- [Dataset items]
┌────────

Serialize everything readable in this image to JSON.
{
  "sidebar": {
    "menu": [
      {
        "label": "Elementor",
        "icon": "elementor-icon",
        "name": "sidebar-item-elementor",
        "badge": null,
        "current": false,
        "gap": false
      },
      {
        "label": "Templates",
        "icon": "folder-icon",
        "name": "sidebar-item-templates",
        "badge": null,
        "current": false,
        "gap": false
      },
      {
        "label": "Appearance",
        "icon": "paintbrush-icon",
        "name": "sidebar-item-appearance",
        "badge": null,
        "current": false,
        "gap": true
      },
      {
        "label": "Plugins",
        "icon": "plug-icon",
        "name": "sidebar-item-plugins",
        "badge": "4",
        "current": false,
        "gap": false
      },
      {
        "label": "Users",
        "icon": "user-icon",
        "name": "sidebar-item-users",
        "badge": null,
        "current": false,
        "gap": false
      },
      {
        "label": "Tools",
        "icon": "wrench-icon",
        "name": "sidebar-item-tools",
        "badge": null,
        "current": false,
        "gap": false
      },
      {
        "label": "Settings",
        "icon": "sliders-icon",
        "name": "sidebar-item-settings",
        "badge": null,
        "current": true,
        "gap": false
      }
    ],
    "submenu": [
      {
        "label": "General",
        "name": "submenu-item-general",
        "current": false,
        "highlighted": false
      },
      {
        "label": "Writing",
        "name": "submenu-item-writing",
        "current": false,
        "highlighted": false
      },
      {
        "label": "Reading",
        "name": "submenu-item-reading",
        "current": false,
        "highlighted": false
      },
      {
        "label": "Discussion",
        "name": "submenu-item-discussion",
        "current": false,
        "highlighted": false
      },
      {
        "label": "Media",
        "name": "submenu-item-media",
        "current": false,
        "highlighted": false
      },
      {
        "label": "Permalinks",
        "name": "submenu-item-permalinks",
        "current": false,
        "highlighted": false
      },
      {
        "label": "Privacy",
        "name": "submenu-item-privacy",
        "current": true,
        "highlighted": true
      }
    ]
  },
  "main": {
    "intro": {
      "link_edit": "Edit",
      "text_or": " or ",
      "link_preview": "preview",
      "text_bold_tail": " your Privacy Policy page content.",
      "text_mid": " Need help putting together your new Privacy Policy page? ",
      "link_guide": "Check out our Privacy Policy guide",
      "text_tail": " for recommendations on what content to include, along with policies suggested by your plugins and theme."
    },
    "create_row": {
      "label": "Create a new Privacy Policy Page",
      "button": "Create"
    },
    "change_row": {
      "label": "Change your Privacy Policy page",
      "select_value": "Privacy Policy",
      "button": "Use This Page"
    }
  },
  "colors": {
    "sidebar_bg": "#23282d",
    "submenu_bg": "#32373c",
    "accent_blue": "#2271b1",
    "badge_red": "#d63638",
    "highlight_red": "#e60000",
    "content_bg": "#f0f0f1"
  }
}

└────────

- [Task to carry out] Exactly reproduce every line of the records.

- [Exercise answer]
Serialize everything readable in this image to JSON.
{
  "sidebar": {
    "menu": [
      {
        "label": "Elementor",
        "icon": "elementor-icon",
        "name": "sidebar-item-elementor",
        "badge": null,
        "current": false,
        "gap": false
      },
      {
        "label": "Templates",
        "icon": "folder-icon",
        "name": "sidebar-item-templates",
        "badge": null,
        "current": false,
        "gap": false
      },
      {
        "label": "Appearance",
        "icon": "paintbrush-icon",
        "name": "sidebar-item-appearance",
        "badge": null,
        "current": false,
        "gap": true
      },
      {
        "label": "Plugins",
        "icon": "plug-icon",
        "name": "sidebar-item-plugins",
        "badge": "4",
        "current": false,
        "gap": false
      },
      {
        "label": "Users",
        "icon": "user-icon",
        "name": "sidebar-item-users",
        "badge": null,
        "current": false,
        "gap": false
      },
      {
        "label": "Tools",
        "icon": "wrench-icon",
        "name": "sidebar-item-tools",
        "badge": null,
        "current": false,
        "gap": false
      },
      {
        "label": "Settings",
        "icon": "sliders-icon",
        "name": "sidebar-item-settings",
        "badge": null,
        "current": true,
        "gap": false
      }
    ],
    "submenu": [
      {
        "label": "General",
        "name": "submenu-item-general",
        "current": false,
        "highlighted": false
      },
      {
        "label": "Writing",
        "name": "submenu-item-writing",
        "current": false,
        "highlighted": false
      },
      {
        "label": "Reading",
        "name": "submenu-item-reading",
        "current": false,
        "highlighted": false
      },
      {
        "label": "Discussion",
        "name": "submenu-item-discussion",
        "current": false,
        "highlighted": false
      },
      {
        "label": "Media",
        "name": "submenu-item-media",
        "current": false,
        "highlighted": false
      },
      {
        "label": "Permalinks",
        "name": "submenu-item-permalinks",
        "current": false,
        "highlighted": false
      },
      {
        "label": "Privacy",
        "name": "submenu-item-privacy",
        "current": true,
        "highlighted": true
      }
    ]
  },
  "main": {
    "intro": {
      "link_edit": "Edit",
      "text_or": " or ",
      "link_preview": "preview",
      "text_bold_tail": " your Privacy Policy page content.",
      "text_mid": " Need help putting together your new Privacy Policy page? ",
      "link_guide": "Check out our Privacy Policy guide",
      "text_tail": " for recommendations on what content to include, along with policies suggested by your plugins and theme."
    },
    "create_row": {
      "label": "Create a new Privacy Policy Page",
      "button": "Create"
    },
    "change_row": {
      "label": "Change your Privacy Policy page",
      "select_value": "Privacy Policy",
      "button": "Use This Page"
    }
  },
  "colors": {
    "sidebar_bg": "#23282d",
    "submenu_bg": "#32373c",
    "accent_blue": "#2271b1",
    "badge_red": "#d63638",
    "highlight_red": "#e60000",
    "content_bg": "#f0f0f1"
  }
}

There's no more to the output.